Goal of the exercise: Extract every line that contains the word "dots".

(Collected data entries)

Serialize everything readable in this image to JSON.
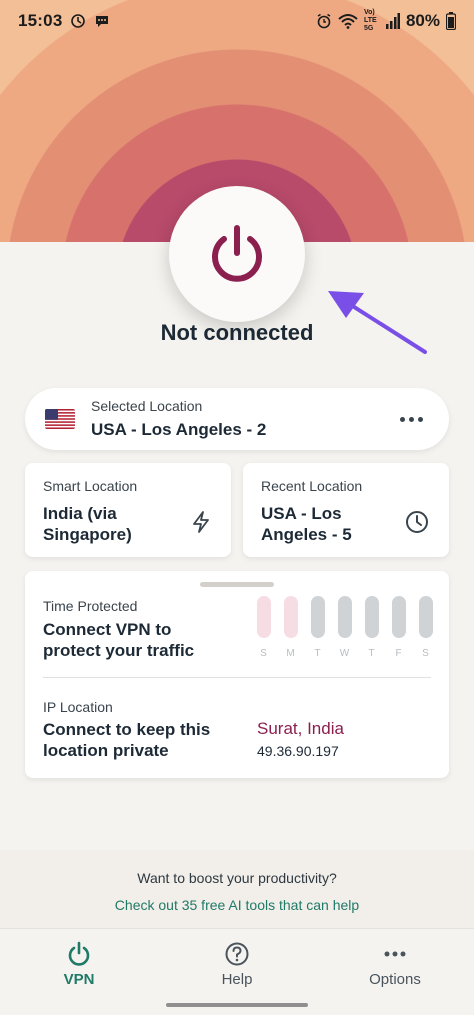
{
  "status_bar": {
    "time": "15:03",
    "battery": "80%",
    "network": "Vo) LTE 5G",
    "icons": [
      "sync-icon",
      "chat-icon",
      "alarm-icon",
      "wifi-icon",
      "signal-icon",
      "battery-icon"
    ]
  },
  "connection": {
    "status": "Not connected",
    "power_icon": "power-icon",
    "accent": "#8b1f4e"
  },
  "selected_location": {
    "label": "Selected Location",
    "value": "USA - Los Angeles - 2",
    "flag": "us-flag-icon",
    "menu_icon": "more-dots-icon"
  },
  "smart_location": {
    "label": "Smart Location",
    "value": "India (via Singapore)",
    "icon": "lightning-icon"
  },
  "recent_location": {
    "label": "Recent Location",
    "value": "USA - Los Angeles - 5",
    "icon": "clock-icon"
  },
  "time_protected": {
    "label": "Time Protected",
    "text": "Connect VPN to protect your traffic",
    "days": [
      {
        "day": "S",
        "highlight": true
      },
      {
        "day": "M",
        "highlight": true
      },
      {
        "day": "T",
        "highlight": false
      },
      {
        "day": "W",
        "highlight": false
      },
      {
        "day": "T",
        "highlight": false
      },
      {
        "day": "F",
        "highlight": false
      },
      {
        "day": "S",
        "highlight": false
      }
    ]
  },
  "ip_location": {
    "label": "IP Location",
    "text": "Connect to keep this location private",
    "city": "Surat, India",
    "ip": "49.36.90.197"
  },
  "promo": {
    "question": "Want to boost your productivity?",
    "link": "Check out 35 free AI tools that can help"
  },
  "nav": {
    "items": [
      {
        "label": "VPN",
        "icon": "power-icon",
        "active": true
      },
      {
        "label": "Help",
        "icon": "help-icon",
        "active": false
      },
      {
        "label": "Options",
        "icon": "more-dots-icon",
        "active": false
      }
    ]
  },
  "colors": {
    "brand_green": "#1f7a67",
    "brand_maroon": "#8b1f4e",
    "annotation_arrow": "#7a4fe8"
  }
}
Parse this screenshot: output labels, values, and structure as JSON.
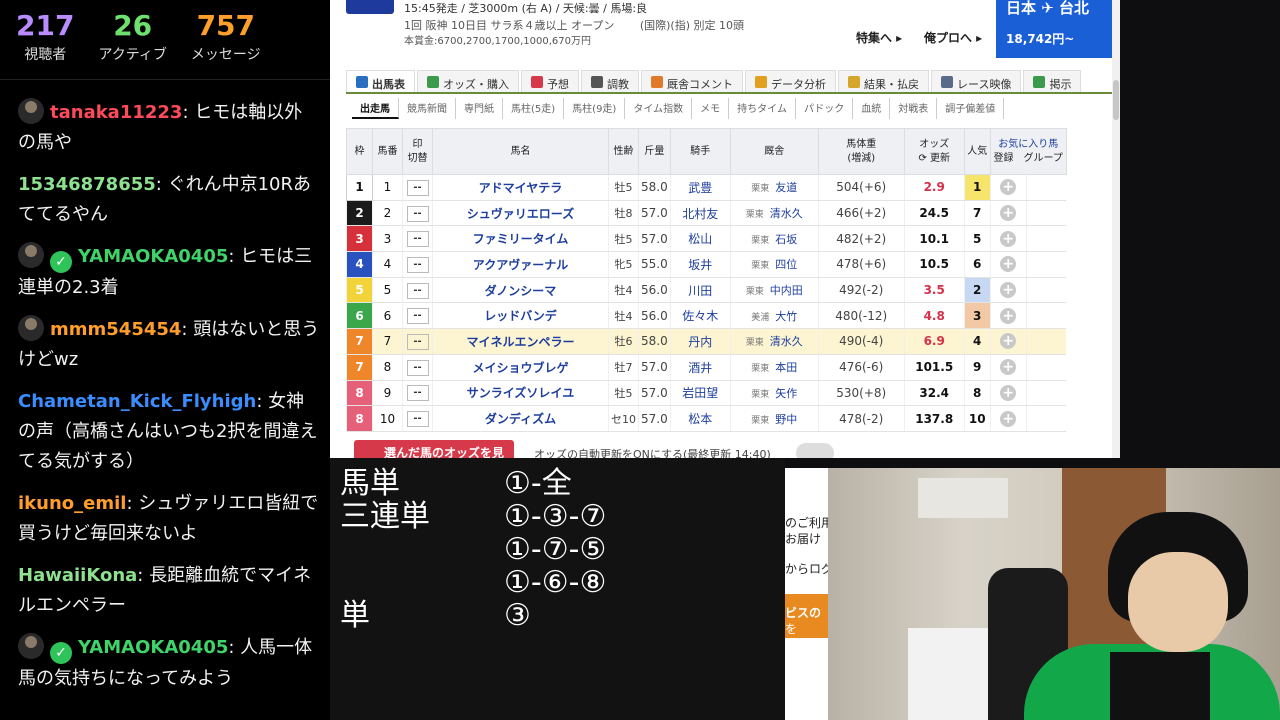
{
  "stats": [
    {
      "num": "217",
      "label": "視聴者",
      "color": "#b98cff"
    },
    {
      "num": "26",
      "label": "アクティブ",
      "color": "#6ee06e"
    },
    {
      "num": "757",
      "label": "メッセージ",
      "color": "#ff9e2a"
    }
  ],
  "chat": [
    {
      "user": "tanaka11223",
      "text": "ヒモは軸以外の馬や",
      "color": "#ff4a5a",
      "avatar": true,
      "badge": false
    },
    {
      "user": "15346878655",
      "text": "ぐれん中京10Rあててるやん",
      "color": "#8fe08f",
      "avatar": false,
      "badge": false
    },
    {
      "user": "YAMAOKA0405",
      "text": "ヒモは三連単の2.3着",
      "color": "#3fd46a",
      "avatar": true,
      "badge": true
    },
    {
      "user": "mmm545454",
      "text": "頭はないと思うけどwz",
      "color": "#ff9e2a",
      "avatar": true,
      "badge": false
    },
    {
      "user": "Chametan_Kick_Flyhigh",
      "text": "女神の声（高橋さんはいつも2択を間違えてる気がする）",
      "color": "#3a8dff",
      "avatar": false,
      "badge": false
    },
    {
      "user": "ikuno_emil",
      "text": "シュヴァリエロ皆紐で買うけど毎回来ないよ",
      "color": "#ff9e2a",
      "avatar": false,
      "badge": false
    },
    {
      "user": "HawaiiKona",
      "text": "長距離血統でマイネルエンペラー",
      "color": "#8fe08f",
      "avatar": false,
      "badge": false
    },
    {
      "user": "YAMAOKA0405",
      "text": "人馬一体　馬の気持ちになってみよう",
      "color": "#3fd46a",
      "avatar": true,
      "badge": true
    }
  ],
  "race": {
    "line1": "15:45発走 / 芝3000m (右 A) / 天候:曇 / 馬場:良",
    "line2": "1回 阪神 10日目 サラ系４歳以上 オープン 　　(国際)(指) 別定 10頭",
    "line3": "本賞金:6700,2700,1700,1000,670万円",
    "link1": "特集へ ▸",
    "link2": "俺プロへ ▸",
    "ad_title": "日本 ✈ 台北",
    "ad_price": "18,742円~"
  },
  "tabs": [
    {
      "label": "出馬表",
      "active": true,
      "icon": "#2a6fbf"
    },
    {
      "label": "オッズ・購入",
      "active": false,
      "icon": "#3c9a4c"
    },
    {
      "label": "予想",
      "active": false,
      "icon": "#d63a4a"
    },
    {
      "label": "調教",
      "active": false,
      "icon": "#555555"
    },
    {
      "label": "厩舎コメント",
      "active": false,
      "icon": "#e07a2a"
    },
    {
      "label": "データ分析",
      "active": false,
      "icon": "#e0a020"
    },
    {
      "label": "結果・払戻",
      "active": false,
      "icon": "#d6a62a"
    },
    {
      "label": "レース映像",
      "active": false,
      "icon": "#5a6a8a"
    },
    {
      "label": "掲示",
      "active": false,
      "icon": "#3c9a4c"
    }
  ],
  "subtabs": [
    "出走馬",
    "競馬新聞",
    "専門紙",
    "馬柱(5走)",
    "馬柱(9走)",
    "タイム指数",
    "メモ",
    "持ちタイム",
    "パドック",
    "血統",
    "対戦表",
    "調子偏差値"
  ],
  "headers": {
    "waku": "枠",
    "umaban": "馬番",
    "mark": "印",
    "mark_sub": "切替",
    "name": "馬名",
    "sexage": "性齢",
    "weight": "斤量",
    "jockey": "騎手",
    "trainer": "厩舎",
    "bw": "馬体重",
    "bw_sub": "(増減)",
    "odds": "オッズ",
    "odds_sub": "更新",
    "ninki": "人気",
    "fav": "お気に入り馬",
    "fav_sub1": "登録",
    "fav_sub2": "グループ"
  },
  "horses": [
    {
      "waku": "1",
      "waku_bg": "#ffffff",
      "waku_fg": "#111111",
      "umaban": "1",
      "mark": "--",
      "name": "アドマイヤテラ",
      "sexage": "牡5",
      "weight": "58.0",
      "jockey": "武豊",
      "stable": "栗東",
      "trainer": "友道",
      "bw": "504(+6)",
      "odds": "2.9",
      "odds_color": "#d6304a",
      "ninki": "1",
      "ninki_bg": "#f7e46a",
      "hl": false
    },
    {
      "waku": "2",
      "waku_bg": "#1a1a1a",
      "waku_fg": "#ffffff",
      "umaban": "2",
      "mark": "--",
      "name": "シュヴァリエローズ",
      "sexage": "牡8",
      "weight": "57.0",
      "jockey": "北村友",
      "stable": "栗東",
      "trainer": "清水久",
      "bw": "466(+2)",
      "odds": "24.5",
      "odds_color": "#111111",
      "ninki": "7",
      "ninki_bg": "",
      "hl": false
    },
    {
      "waku": "3",
      "waku_bg": "#d6303a",
      "waku_fg": "#ffffff",
      "umaban": "3",
      "mark": "--",
      "name": "ファミリータイム",
      "sexage": "牡5",
      "weight": "57.0",
      "jockey": "松山",
      "stable": "栗東",
      "trainer": "石坂",
      "bw": "482(+2)",
      "odds": "10.1",
      "odds_color": "#111111",
      "ninki": "5",
      "ninki_bg": "",
      "hl": false
    },
    {
      "waku": "4",
      "waku_bg": "#2a52be",
      "waku_fg": "#ffffff",
      "umaban": "4",
      "mark": "--",
      "name": "アクアヴァーナル",
      "sexage": "牝5",
      "weight": "55.0",
      "jockey": "坂井",
      "stable": "栗東",
      "trainer": "四位",
      "bw": "478(+6)",
      "odds": "10.5",
      "odds_color": "#111111",
      "ninki": "6",
      "ninki_bg": "",
      "hl": false
    },
    {
      "waku": "5",
      "waku_bg": "#f2d43a",
      "waku_fg": "#ffffff",
      "umaban": "5",
      "mark": "--",
      "name": "ダノンシーマ",
      "sexage": "牡4",
      "weight": "56.0",
      "jockey": "川田",
      "stable": "栗東",
      "trainer": "中内田",
      "bw": "492(-2)",
      "odds": "3.5",
      "odds_color": "#d6304a",
      "ninki": "2",
      "ninki_bg": "#c7d9f2",
      "hl": false
    },
    {
      "waku": "6",
      "waku_bg": "#3aa84a",
      "waku_fg": "#ffffff",
      "umaban": "6",
      "mark": "--",
      "name": "レッドバンデ",
      "sexage": "牡4",
      "weight": "56.0",
      "jockey": "佐々木",
      "stable": "美浦",
      "trainer": "大竹",
      "bw": "480(-12)",
      "odds": "4.8",
      "odds_color": "#d6304a",
      "ninki": "3",
      "ninki_bg": "#f2c9a4",
      "hl": false
    },
    {
      "waku": "7",
      "waku_bg": "#f0862a",
      "waku_fg": "#ffffff",
      "umaban": "7",
      "mark": "--",
      "name": "マイネルエンペラー",
      "sexage": "牡6",
      "weight": "58.0",
      "jockey": "丹内",
      "stable": "栗東",
      "trainer": "清水久",
      "bw": "490(-4)",
      "odds": "6.9",
      "odds_color": "#d6304a",
      "ninki": "4",
      "ninki_bg": "",
      "hl": true
    },
    {
      "waku": "7",
      "waku_bg": "#f0862a",
      "waku_fg": "#ffffff",
      "umaban": "8",
      "mark": "--",
      "name": "メイショウブレゲ",
      "sexage": "牡7",
      "weight": "57.0",
      "jockey": "酒井",
      "stable": "栗東",
      "trainer": "本田",
      "bw": "476(-6)",
      "odds": "101.5",
      "odds_color": "#111111",
      "ninki": "9",
      "ninki_bg": "",
      "hl": false
    },
    {
      "waku": "8",
      "waku_bg": "#e6607a",
      "waku_fg": "#ffffff",
      "umaban": "9",
      "mark": "--",
      "name": "サンライズソレイユ",
      "sexage": "牡5",
      "weight": "57.0",
      "jockey": "岩田望",
      "stable": "栗東",
      "trainer": "矢作",
      "bw": "530(+8)",
      "odds": "32.4",
      "odds_color": "#111111",
      "ninki": "8",
      "ninki_bg": "",
      "hl": false
    },
    {
      "waku": "8",
      "waku_bg": "#e6607a",
      "waku_fg": "#ffffff",
      "umaban": "10",
      "mark": "--",
      "name": "ダンディズム",
      "sexage": "セ10",
      "weight": "57.0",
      "jockey": "松本",
      "stable": "栗東",
      "trainer": "野中",
      "bw": "478(-2)",
      "odds": "137.8",
      "odds_color": "#111111",
      "ninki": "10",
      "ninki_bg": "",
      "hl": false
    }
  ],
  "bottom": {
    "odds_button": "選んだ馬のオッズを見る",
    "auto_update": "オッズの自動更新をONにする(最終更新 14:40)"
  },
  "bets": [
    {
      "type": "馬単",
      "combo": "①-全"
    },
    {
      "type": "三連単",
      "combo": "①-③-⑦"
    },
    {
      "type": "",
      "combo": "①-⑦-⑤"
    },
    {
      "type": "",
      "combo": "①-⑥-⑧"
    },
    {
      "type": "単",
      "combo": "③"
    }
  ],
  "bgpage": [
    "のご利用",
    "お届け",
    "からログ",
    "ビスの",
    "を"
  ]
}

Finished exercise:
    "menu_icon": "more-dots-icon"
        "icon": "more-dots-icon",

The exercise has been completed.